> [YOUR OBJECTIVE]
Report every line from the material that contains the word "JSON".

> [GIVEN DATA]
◇ ◇ ◇ ◇ ◇ ◇ ◇

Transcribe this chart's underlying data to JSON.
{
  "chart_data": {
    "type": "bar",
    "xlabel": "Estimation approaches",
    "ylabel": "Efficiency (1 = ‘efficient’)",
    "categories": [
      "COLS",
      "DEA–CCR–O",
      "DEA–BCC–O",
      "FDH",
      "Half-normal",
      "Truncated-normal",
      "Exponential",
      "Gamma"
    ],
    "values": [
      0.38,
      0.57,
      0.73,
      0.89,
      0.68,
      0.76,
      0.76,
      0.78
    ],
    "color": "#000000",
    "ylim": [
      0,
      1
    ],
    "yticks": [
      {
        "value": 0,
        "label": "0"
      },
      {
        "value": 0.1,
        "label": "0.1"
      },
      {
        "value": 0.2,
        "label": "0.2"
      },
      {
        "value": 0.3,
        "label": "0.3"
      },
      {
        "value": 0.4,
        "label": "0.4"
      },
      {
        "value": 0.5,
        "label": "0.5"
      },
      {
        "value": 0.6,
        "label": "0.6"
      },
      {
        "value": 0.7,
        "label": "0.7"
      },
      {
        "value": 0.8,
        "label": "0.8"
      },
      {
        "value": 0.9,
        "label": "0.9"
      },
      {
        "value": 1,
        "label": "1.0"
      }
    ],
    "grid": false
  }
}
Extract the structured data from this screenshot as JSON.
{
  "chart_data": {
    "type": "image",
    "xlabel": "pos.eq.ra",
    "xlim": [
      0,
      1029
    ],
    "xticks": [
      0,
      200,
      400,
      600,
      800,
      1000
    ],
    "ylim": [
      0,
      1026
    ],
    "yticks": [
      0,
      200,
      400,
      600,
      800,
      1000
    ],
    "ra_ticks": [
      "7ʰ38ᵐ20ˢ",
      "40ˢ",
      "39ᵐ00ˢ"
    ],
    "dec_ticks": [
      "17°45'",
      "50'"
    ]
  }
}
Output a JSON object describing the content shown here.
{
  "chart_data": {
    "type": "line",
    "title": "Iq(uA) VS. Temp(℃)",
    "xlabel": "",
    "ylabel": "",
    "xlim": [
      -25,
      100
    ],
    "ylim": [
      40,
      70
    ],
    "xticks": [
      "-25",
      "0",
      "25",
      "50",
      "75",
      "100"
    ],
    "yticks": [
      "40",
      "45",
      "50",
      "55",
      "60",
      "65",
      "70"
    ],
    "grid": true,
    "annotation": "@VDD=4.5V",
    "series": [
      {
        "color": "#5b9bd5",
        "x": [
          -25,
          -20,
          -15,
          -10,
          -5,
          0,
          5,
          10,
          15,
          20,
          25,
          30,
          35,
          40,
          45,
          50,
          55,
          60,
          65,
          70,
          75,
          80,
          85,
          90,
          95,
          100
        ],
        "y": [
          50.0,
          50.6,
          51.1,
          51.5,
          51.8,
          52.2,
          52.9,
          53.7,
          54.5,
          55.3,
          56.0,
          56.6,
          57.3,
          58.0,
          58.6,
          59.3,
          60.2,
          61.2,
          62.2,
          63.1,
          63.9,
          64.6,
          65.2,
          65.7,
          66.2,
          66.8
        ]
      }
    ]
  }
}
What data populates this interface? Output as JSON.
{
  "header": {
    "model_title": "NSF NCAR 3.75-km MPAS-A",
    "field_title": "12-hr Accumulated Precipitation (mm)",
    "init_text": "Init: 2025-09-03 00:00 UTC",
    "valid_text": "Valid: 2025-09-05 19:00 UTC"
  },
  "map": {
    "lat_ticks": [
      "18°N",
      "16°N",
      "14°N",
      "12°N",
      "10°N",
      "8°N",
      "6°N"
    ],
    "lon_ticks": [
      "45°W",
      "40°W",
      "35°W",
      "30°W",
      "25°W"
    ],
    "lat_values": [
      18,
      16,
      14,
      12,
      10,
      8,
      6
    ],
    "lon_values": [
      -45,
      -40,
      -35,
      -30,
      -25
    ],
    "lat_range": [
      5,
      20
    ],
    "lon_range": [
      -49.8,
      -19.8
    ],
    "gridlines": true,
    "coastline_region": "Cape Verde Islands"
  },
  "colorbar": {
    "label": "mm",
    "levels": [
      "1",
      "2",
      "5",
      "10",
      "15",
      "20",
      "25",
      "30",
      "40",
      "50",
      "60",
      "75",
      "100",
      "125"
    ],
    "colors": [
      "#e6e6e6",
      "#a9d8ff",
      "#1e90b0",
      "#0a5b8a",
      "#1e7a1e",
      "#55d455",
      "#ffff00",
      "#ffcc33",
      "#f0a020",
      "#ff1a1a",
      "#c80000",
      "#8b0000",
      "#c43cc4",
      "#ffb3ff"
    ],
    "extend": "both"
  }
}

◇ ◇ ◇ ◇ ◇ ◇ ◇

> [SOLUTION TO THIS EXERCISE]
Transcribe this chart's underlying data to JSON.
Extract the structured data from this screenshot as JSON.
Output a JSON object describing the content shown here.
What data populates this interface? Output as JSON.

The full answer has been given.